§ Your instructions
An image-free, verbatim transcription of the records is the expected result.

§ Task inputs
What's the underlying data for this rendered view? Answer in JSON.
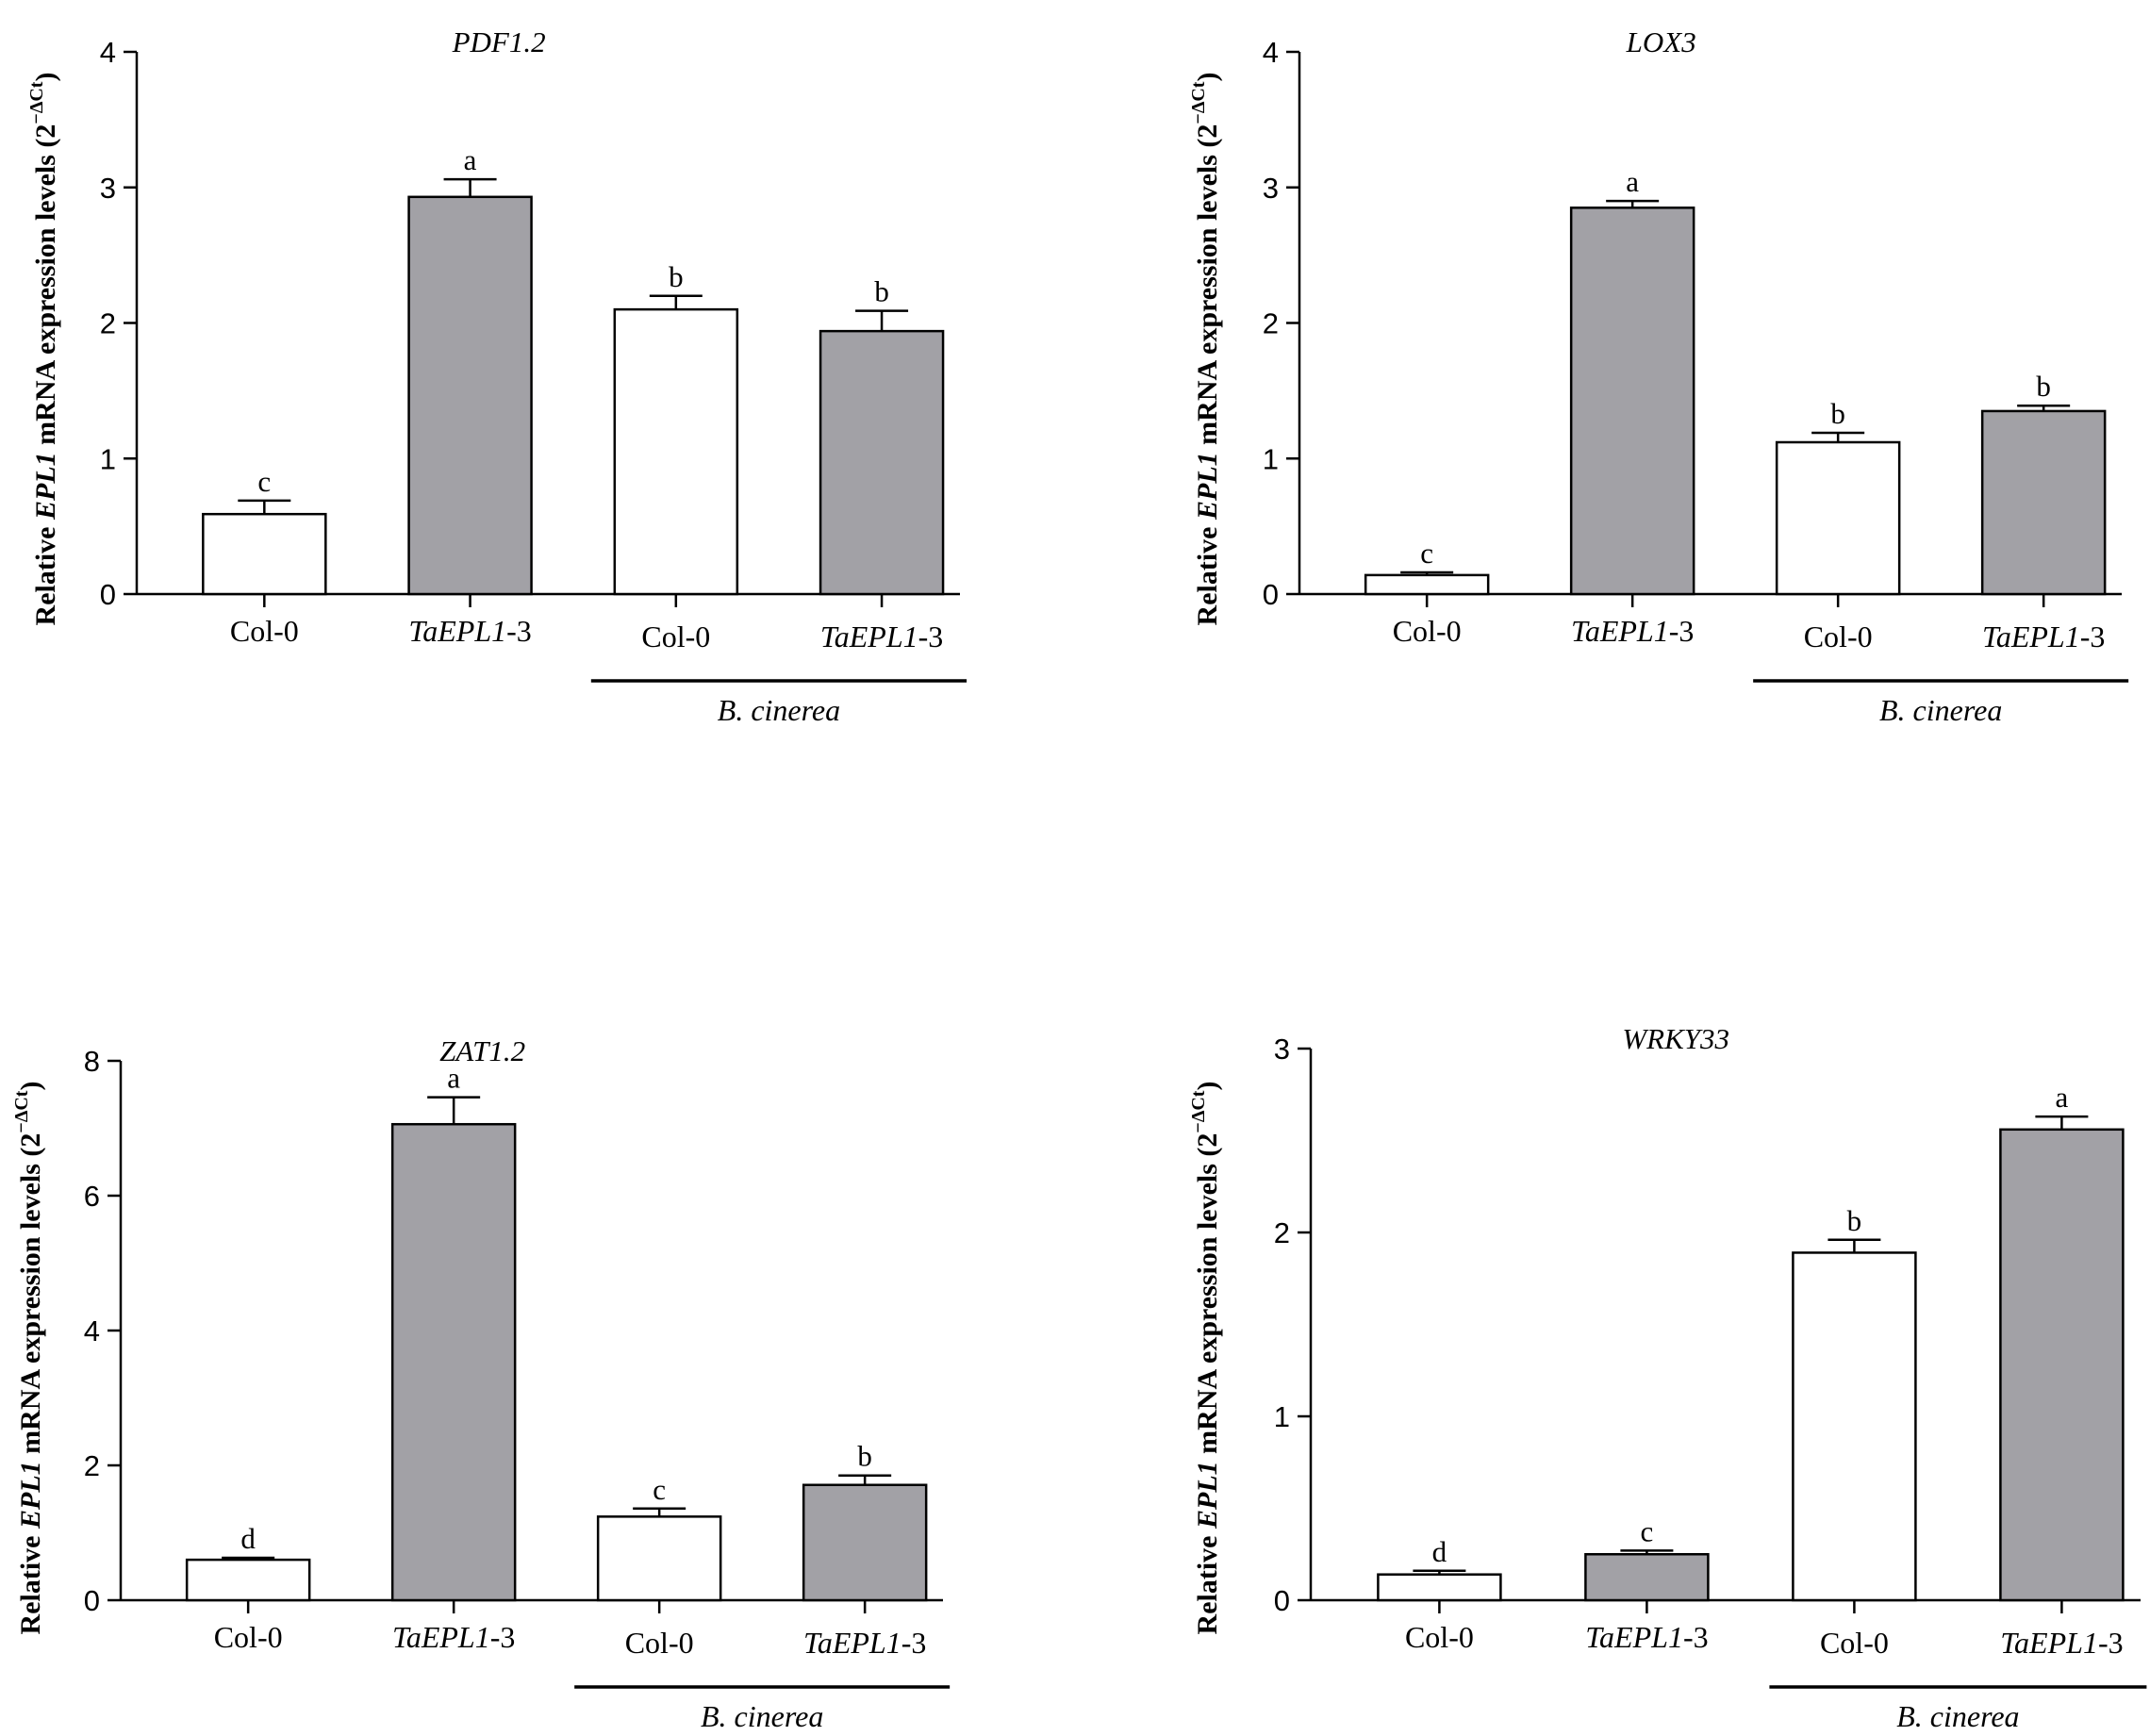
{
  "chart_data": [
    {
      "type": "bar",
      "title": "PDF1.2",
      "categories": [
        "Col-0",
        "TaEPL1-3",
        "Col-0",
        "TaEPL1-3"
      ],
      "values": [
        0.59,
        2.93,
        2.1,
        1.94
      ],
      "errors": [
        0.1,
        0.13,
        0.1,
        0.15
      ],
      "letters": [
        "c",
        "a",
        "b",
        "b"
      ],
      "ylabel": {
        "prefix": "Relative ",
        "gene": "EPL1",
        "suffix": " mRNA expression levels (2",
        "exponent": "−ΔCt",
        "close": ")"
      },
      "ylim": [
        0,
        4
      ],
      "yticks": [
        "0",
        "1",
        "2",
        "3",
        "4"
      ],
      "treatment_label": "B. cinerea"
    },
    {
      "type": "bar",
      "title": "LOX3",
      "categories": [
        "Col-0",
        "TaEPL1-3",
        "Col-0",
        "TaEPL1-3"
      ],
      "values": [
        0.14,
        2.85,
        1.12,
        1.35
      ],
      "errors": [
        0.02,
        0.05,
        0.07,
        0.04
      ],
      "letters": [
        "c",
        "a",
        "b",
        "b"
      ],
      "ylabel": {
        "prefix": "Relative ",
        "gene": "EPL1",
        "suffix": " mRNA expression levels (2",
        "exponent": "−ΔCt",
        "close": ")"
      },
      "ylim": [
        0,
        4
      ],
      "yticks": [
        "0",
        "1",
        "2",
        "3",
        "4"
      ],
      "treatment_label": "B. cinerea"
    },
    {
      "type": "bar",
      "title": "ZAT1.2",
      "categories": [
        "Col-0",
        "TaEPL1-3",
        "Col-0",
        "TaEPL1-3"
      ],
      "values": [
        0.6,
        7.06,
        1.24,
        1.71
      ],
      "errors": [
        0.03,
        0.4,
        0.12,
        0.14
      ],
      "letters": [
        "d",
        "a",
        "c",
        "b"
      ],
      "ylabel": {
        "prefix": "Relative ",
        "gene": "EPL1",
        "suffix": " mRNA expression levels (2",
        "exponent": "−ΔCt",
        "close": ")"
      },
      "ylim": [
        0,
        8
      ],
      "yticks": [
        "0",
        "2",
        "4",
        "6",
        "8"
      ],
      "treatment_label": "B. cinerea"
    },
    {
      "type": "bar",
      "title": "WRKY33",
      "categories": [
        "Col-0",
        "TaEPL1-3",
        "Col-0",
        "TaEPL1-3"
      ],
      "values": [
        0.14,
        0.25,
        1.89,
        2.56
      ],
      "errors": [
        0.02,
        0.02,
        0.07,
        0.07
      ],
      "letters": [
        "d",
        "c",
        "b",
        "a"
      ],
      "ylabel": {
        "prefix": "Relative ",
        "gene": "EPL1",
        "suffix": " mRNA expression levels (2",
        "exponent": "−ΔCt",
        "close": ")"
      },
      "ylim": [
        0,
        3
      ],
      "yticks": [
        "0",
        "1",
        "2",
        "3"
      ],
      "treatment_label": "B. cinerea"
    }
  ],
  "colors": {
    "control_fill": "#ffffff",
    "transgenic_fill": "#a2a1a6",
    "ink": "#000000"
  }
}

§ Response
What's the underlying data for this rendered view? Answer in JSON.
{
  "chart_data": [
    {
      "type": "bar",
      "title": "PDF1.2",
      "categories": [
        "Col-0",
        "TaEPL1-3",
        "Col-0",
        "TaEPL1-3"
      ],
      "values": [
        0.59,
        2.93,
        2.1,
        1.94
      ],
      "errors": [
        0.1,
        0.13,
        0.1,
        0.15
      ],
      "letters": [
        "c",
        "a",
        "b",
        "b"
      ],
      "ylabel": {
        "prefix": "Relative ",
        "gene": "EPL1",
        "suffix": " mRNA expression levels (2",
        "exponent": "−ΔCt",
        "close": ")"
      },
      "ylim": [
        0,
        4
      ],
      "yticks": [
        "0",
        "1",
        "2",
        "3",
        "4"
      ],
      "treatment_label": "B. cinerea"
    },
    {
      "type": "bar",
      "title": "LOX3",
      "categories": [
        "Col-0",
        "TaEPL1-3",
        "Col-0",
        "TaEPL1-3"
      ],
      "values": [
        0.14,
        2.85,
        1.12,
        1.35
      ],
      "errors": [
        0.02,
        0.05,
        0.07,
        0.04
      ],
      "letters": [
        "c",
        "a",
        "b",
        "b"
      ],
      "ylabel": {
        "prefix": "Relative ",
        "gene": "EPL1",
        "suffix": " mRNA expression levels (2",
        "exponent": "−ΔCt",
        "close": ")"
      },
      "ylim": [
        0,
        4
      ],
      "yticks": [
        "0",
        "1",
        "2",
        "3",
        "4"
      ],
      "treatment_label": "B. cinerea"
    },
    {
      "type": "bar",
      "title": "ZAT1.2",
      "categories": [
        "Col-0",
        "TaEPL1-3",
        "Col-0",
        "TaEPL1-3"
      ],
      "values": [
        0.6,
        7.06,
        1.24,
        1.71
      ],
      "errors": [
        0.03,
        0.4,
        0.12,
        0.14
      ],
      "letters": [
        "d",
        "a",
        "c",
        "b"
      ],
      "ylabel": {
        "prefix": "Relative ",
        "gene": "EPL1",
        "suffix": " mRNA expression levels (2",
        "exponent": "−ΔCt",
        "close": ")"
      },
      "ylim": [
        0,
        8
      ],
      "yticks": [
        "0",
        "2",
        "4",
        "6",
        "8"
      ],
      "treatment_label": "B. cinerea"
    },
    {
      "type": "bar",
      "title": "WRKY33",
      "categories": [
        "Col-0",
        "TaEPL1-3",
        "Col-0",
        "TaEPL1-3"
      ],
      "values": [
        0.14,
        0.25,
        1.89,
        2.56
      ],
      "errors": [
        0.02,
        0.02,
        0.07,
        0.07
      ],
      "letters": [
        "d",
        "c",
        "b",
        "a"
      ],
      "ylabel": {
        "prefix": "Relative ",
        "gene": "EPL1",
        "suffix": " mRNA expression levels (2",
        "exponent": "−ΔCt",
        "close": ")"
      },
      "ylim": [
        0,
        3
      ],
      "yticks": [
        "0",
        "1",
        "2",
        "3"
      ],
      "treatment_label": "B. cinerea"
    }
  ],
  "colors": {
    "control_fill": "#ffffff",
    "transgenic_fill": "#a2a1a6",
    "ink": "#000000"
  }
}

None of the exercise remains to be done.